> **EXERCISE DESCRIPTION**: In the records below, find the line with "Convert this screenshot" and repeat it and every line after it, exactly, without any pictures.
--- start ---
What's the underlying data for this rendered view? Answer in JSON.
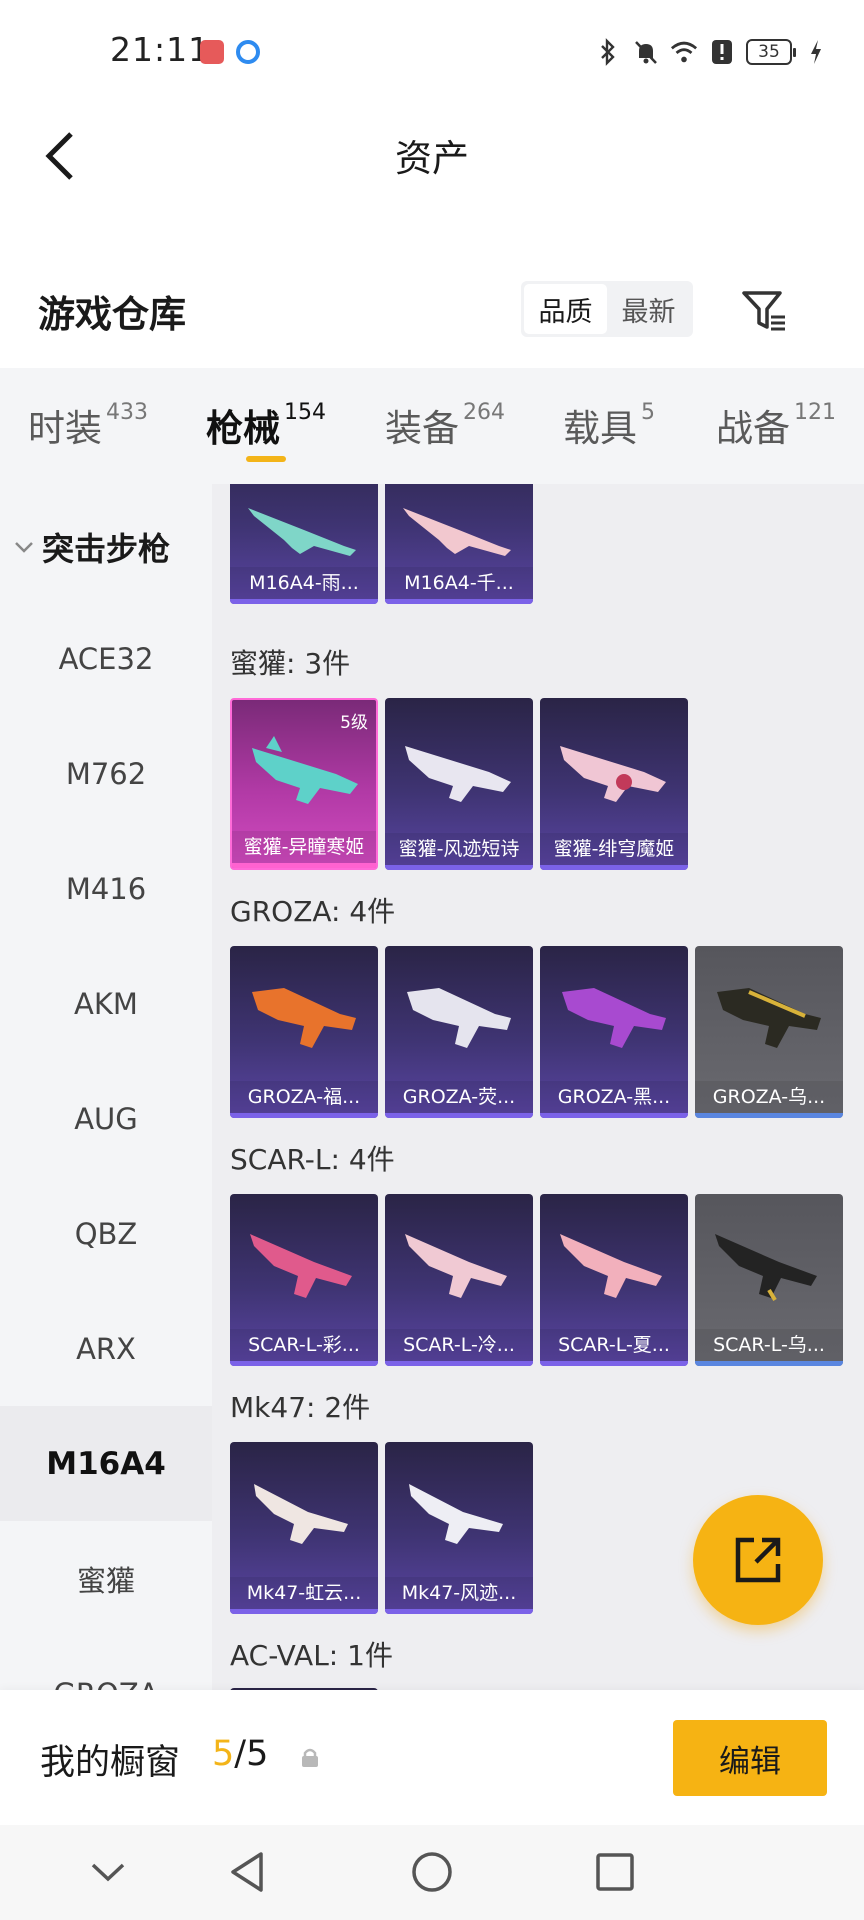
{
  "status_bar": {
    "time": "21:11",
    "battery": "35"
  },
  "header": {
    "title": "资产"
  },
  "warehouse": {
    "title": "游戏仓库",
    "sort_options": [
      "品质",
      "最新"
    ],
    "active_sort": "品质"
  },
  "tabs": [
    {
      "label": "时装",
      "count": "433"
    },
    {
      "label": "枪械",
      "count": "154",
      "active": true
    },
    {
      "label": "装备",
      "count": "264"
    },
    {
      "label": "载具",
      "count": "5"
    },
    {
      "label": "战备",
      "count": "121"
    }
  ],
  "sidebar": {
    "group_label": "突击步枪",
    "items": [
      "ACE32",
      "M762",
      "M416",
      "AKM",
      "AUG",
      "QBZ",
      "ARX",
      "M16A4",
      "蜜獾",
      "GROZA"
    ],
    "active": "M16A4"
  },
  "sections": [
    {
      "title": "",
      "items": [
        {
          "name": "M16A4-雨...",
          "quality": "purple"
        },
        {
          "name": "M16A4-千...",
          "quality": "purple"
        }
      ]
    },
    {
      "title": "蜜獾: 3件",
      "items": [
        {
          "name": "蜜獾-异瞳寒姬",
          "quality": "pink",
          "level": "5级"
        },
        {
          "name": "蜜獾-风迹短诗",
          "quality": "purple"
        },
        {
          "name": "蜜獾-绯穹魔姬",
          "quality": "purple"
        }
      ]
    },
    {
      "title": "GROZA: 4件",
      "items": [
        {
          "name": "GROZA-福...",
          "quality": "purple"
        },
        {
          "name": "GROZA-荧...",
          "quality": "purple"
        },
        {
          "name": "GROZA-黑...",
          "quality": "purple"
        },
        {
          "name": "GROZA-乌...",
          "quality": "gray"
        }
      ]
    },
    {
      "title": "SCAR-L: 4件",
      "items": [
        {
          "name": "SCAR-L-彩...",
          "quality": "purple"
        },
        {
          "name": "SCAR-L-冷...",
          "quality": "purple"
        },
        {
          "name": "SCAR-L-夏...",
          "quality": "purple"
        },
        {
          "name": "SCAR-L-乌...",
          "quality": "gray"
        }
      ]
    },
    {
      "title": "Mk47: 2件",
      "items": [
        {
          "name": "Mk47-虹云...",
          "quality": "purple"
        },
        {
          "name": "Mk47-风迹...",
          "quality": "purple"
        }
      ]
    },
    {
      "title": "AC-VAL: 1件",
      "items": []
    }
  ],
  "showcase": {
    "label": "我的橱窗",
    "current": "5",
    "total": "/5",
    "edit_label": "编辑"
  },
  "colors": {
    "accent": "#f6b313",
    "card_purple": "#4a3c86",
    "card_pink": "#c23fb3",
    "card_gray": "#5f5f65"
  }
}
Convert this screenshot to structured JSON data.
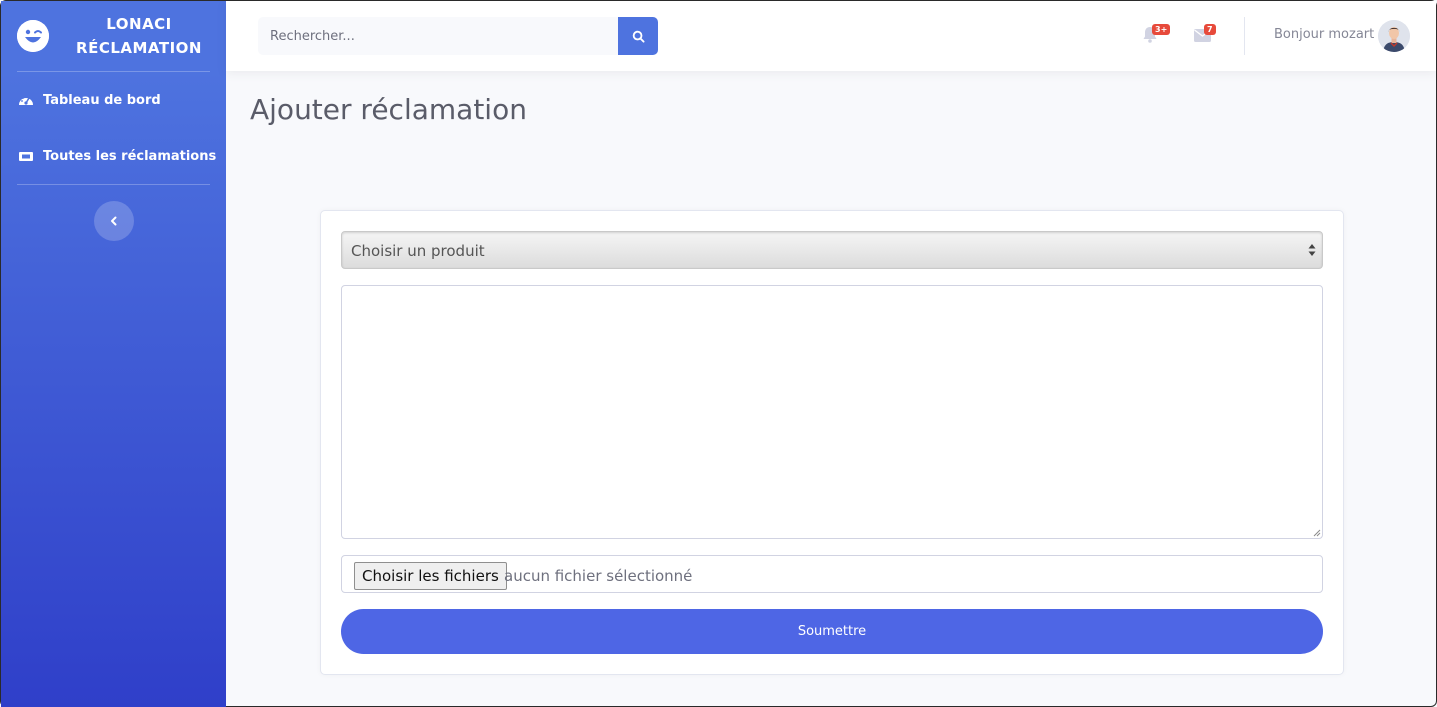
{
  "brand": {
    "line1": "LONACI",
    "line2": "RÉCLAMATION",
    "icon": "laugh-wink-icon"
  },
  "sidebar": {
    "items": [
      {
        "label": "Tableau de bord",
        "icon": "tachometer-icon"
      },
      {
        "label": "Toutes les réclamations",
        "icon": "ticket-icon"
      }
    ],
    "toggle_icon": "chevron-left-icon"
  },
  "topbar": {
    "search_placeholder": "Rechercher...",
    "search_icon": "search-icon",
    "alerts_badge": "3+",
    "messages_badge": "7",
    "greeting": "Bonjour mozart !"
  },
  "page": {
    "title": "Ajouter réclamation"
  },
  "form": {
    "product_select": "Choisir un produit",
    "description_value": "",
    "file_button": "Choisir les fichiers",
    "file_status": "aucun fichier sélectionné",
    "submit_label": "Soumettre"
  },
  "colors": {
    "primary": "#4e73df",
    "badge": "#e74a3b"
  }
}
--- end ---
> **WORKED SOLUTION**:
Convert this screenshot to structured JSON data.
{
  "brand": {
    "line1": "LONACI",
    "line2": "RÉCLAMATION",
    "icon": "laugh-wink-icon"
  },
  "sidebar": {
    "items": [
      {
        "label": "Tableau de bord",
        "icon": "tachometer-icon"
      },
      {
        "label": "Toutes les réclamations",
        "icon": "ticket-icon"
      }
    ],
    "toggle_icon": "chevron-left-icon"
  },
  "topbar": {
    "search_placeholder": "Rechercher...",
    "search_icon": "search-icon",
    "alerts_badge": "3+",
    "messages_badge": "7",
    "greeting": "Bonjour mozart !"
  },
  "page": {
    "title": "Ajouter réclamation"
  },
  "form": {
    "product_select": "Choisir un produit",
    "description_value": "",
    "file_button": "Choisir les fichiers",
    "file_status": "aucun fichier sélectionné",
    "submit_label": "Soumettre"
  },
  "colors": {
    "primary": "#4e73df",
    "badge": "#e74a3b"
  }
}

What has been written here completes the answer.